• _Directions_
The exercise asks you to copy every line below in which "level" appears.

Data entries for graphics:
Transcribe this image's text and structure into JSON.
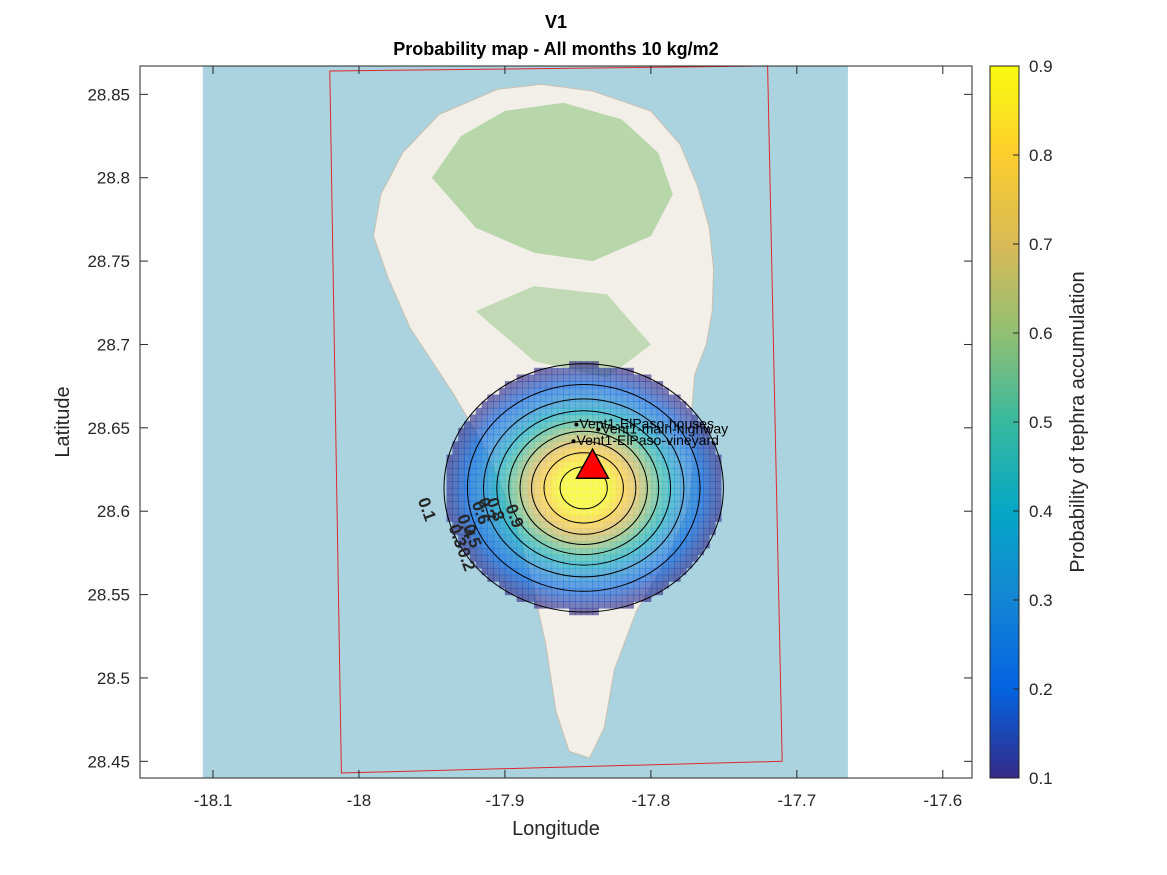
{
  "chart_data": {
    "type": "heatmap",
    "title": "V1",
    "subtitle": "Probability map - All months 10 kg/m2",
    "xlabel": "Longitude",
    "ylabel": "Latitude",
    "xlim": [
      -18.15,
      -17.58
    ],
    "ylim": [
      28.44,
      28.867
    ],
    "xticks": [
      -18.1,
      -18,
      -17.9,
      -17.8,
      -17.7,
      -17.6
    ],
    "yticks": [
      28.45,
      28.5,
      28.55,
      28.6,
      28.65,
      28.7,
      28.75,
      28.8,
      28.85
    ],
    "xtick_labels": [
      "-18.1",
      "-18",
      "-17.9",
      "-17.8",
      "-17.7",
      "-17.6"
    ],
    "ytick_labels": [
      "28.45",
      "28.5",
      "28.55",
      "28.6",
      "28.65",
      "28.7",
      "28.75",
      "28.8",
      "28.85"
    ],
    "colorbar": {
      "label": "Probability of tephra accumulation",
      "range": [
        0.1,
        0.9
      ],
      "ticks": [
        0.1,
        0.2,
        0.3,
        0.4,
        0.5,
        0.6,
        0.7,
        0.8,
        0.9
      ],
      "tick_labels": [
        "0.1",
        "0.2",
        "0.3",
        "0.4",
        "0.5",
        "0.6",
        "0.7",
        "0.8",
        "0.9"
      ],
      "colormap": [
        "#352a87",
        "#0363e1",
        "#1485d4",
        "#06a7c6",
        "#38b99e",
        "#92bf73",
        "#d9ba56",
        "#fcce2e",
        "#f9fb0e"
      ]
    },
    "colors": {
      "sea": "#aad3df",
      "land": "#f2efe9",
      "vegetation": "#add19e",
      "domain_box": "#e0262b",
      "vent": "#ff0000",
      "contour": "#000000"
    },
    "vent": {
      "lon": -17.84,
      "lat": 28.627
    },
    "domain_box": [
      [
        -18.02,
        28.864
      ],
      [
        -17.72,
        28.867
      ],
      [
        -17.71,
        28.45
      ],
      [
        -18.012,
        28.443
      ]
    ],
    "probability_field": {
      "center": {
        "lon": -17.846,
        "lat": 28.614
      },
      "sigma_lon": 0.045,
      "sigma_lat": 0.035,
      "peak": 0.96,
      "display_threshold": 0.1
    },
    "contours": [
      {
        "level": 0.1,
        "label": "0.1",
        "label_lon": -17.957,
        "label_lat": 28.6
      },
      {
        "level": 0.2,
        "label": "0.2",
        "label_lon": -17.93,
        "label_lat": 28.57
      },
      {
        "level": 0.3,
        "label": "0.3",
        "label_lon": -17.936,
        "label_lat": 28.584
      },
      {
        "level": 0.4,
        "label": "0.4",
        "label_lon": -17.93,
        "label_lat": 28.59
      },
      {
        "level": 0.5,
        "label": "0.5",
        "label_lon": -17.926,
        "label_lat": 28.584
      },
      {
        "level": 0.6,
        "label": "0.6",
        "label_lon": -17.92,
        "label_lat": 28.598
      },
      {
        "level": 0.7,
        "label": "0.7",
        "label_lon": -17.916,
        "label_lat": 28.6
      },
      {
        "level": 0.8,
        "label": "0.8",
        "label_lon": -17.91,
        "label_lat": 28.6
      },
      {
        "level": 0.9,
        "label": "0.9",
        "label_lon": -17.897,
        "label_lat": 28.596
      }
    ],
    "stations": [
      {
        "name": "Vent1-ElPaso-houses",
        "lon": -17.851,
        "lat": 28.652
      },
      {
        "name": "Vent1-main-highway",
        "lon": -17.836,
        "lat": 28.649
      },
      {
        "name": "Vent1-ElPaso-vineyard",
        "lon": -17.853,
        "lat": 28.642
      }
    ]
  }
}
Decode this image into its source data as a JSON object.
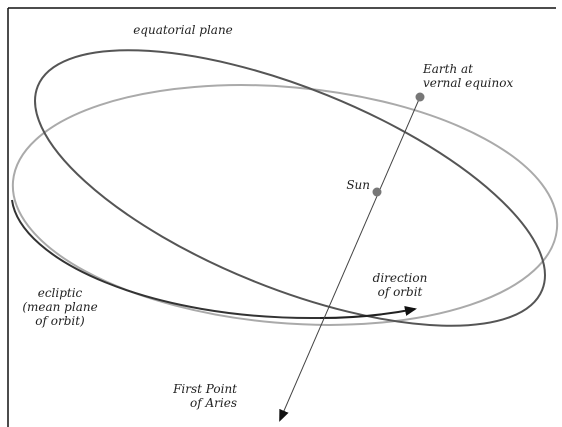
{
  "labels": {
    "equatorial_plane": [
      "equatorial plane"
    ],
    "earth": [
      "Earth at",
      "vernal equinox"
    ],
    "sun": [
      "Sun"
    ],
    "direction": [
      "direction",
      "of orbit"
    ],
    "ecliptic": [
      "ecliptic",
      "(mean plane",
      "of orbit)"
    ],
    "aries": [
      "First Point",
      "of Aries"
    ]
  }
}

• _Solution for this exercise_
        "level": 0.1,
        "level": 0.2,
        "level": 0.3,
        "level": 0.4,
        "level": 0.5,
        "level": 0.6,
        "level": 0.7,
        "level": 0.8,
        "level": 0.9,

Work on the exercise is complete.